§ **TO BE DONE**
Retype the lines of the material word for word, starting at the first line of the records and ending at the line containing "The pressure receiving member 6 is", both ends included. Leave the pictures out of the answer.
** BEGIN **
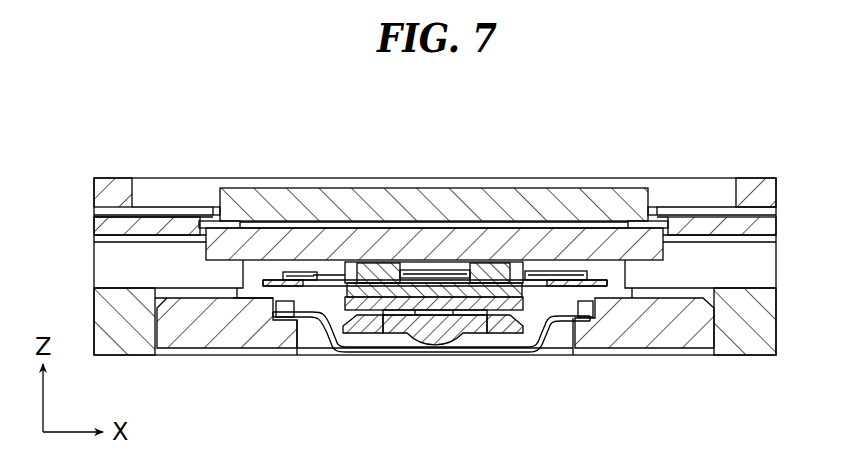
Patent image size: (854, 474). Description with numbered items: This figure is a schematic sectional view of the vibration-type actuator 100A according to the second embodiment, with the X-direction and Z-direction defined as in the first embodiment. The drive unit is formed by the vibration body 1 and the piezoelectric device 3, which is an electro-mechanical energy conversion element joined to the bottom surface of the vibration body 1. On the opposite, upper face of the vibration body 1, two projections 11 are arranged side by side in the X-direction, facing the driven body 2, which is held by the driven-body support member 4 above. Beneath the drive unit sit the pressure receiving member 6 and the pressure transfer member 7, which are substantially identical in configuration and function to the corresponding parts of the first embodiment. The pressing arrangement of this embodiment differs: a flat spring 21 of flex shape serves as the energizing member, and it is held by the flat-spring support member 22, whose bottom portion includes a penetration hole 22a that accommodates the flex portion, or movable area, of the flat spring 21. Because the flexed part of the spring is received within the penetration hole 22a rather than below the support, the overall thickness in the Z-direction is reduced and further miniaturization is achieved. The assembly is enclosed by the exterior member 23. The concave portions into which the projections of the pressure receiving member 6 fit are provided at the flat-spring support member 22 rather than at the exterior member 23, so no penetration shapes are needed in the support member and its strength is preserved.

The vibration-type actuator 100A is at (652, 119).
The vibration body 1 is at (439, 205).
The driven body 2 is at (348, 240).
The piezoelectric device 3 is at (488, 296).
The driven-body support member 4 is at (438, 205).
The pressure receiving member 6 is at (436, 333).
The pressure transfer member 7 is at (388, 303).
The projections 11 is at (380, 268).
The flat spring 21 is at (527, 350).
The flat-spring support member 22 is at (218, 338).
The penetration hole 22a is at (315, 340).
The exterior member 23 is at (766, 267).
** END **
§ **FINISHED TASK**
Patent image size: (854, 474). Description with numbered items: This figure is a schematic sectional view of the vibration-type actuator 100A according to the second embodiment, with the X-direction and Z-direction defined as in the first embodiment. The drive unit is formed by the vibration body 1 and the piezoelectric device 3, which is an electro-mechanical energy conversion element joined to the bottom surface of the vibration body 1. On the opposite, upper face of the vibration body 1, two projections 11 are arranged side by side in the X-direction, facing the driven body 2, which is held by the driven-body support member 4 above. Beneath the drive unit sit the pressure receiving member 6 and the pressure transfer member 7, which are substantially identical in configuration and function to the corresponding parts of the first embodiment. The pressing arrangement of this embodiment differs: a flat spring 21 of flex shape serves as the energizing member, and it is held by the flat-spring support member 22, whose bottom portion includes a penetration hole 22a that accommodates the flex portion, or movable area, of the flat spring 21. Because the flexed part of the spring is received within the penetration hole 22a rather than below the support, the overall thickness in the Z-direction is reduced and further miniaturization is achieved. The assembly is enclosed by the exterior member 23. The concave portions into which the projections of the pressure receiving member 6 fit are provided at the flat-spring support member 22 rather than at the exterior member 23, so no penetration shapes are needed in the support member and its strength is preserved.

The vibration-type actuator 100A is at (652, 119).
The vibration body 1 is at (439, 205).
The driven body 2 is at (348, 240).
The piezoelectric device 3 is at (488, 296).
The driven-body support member 4 is at (438, 205).
The pressure receiving member 6 is at (436, 333).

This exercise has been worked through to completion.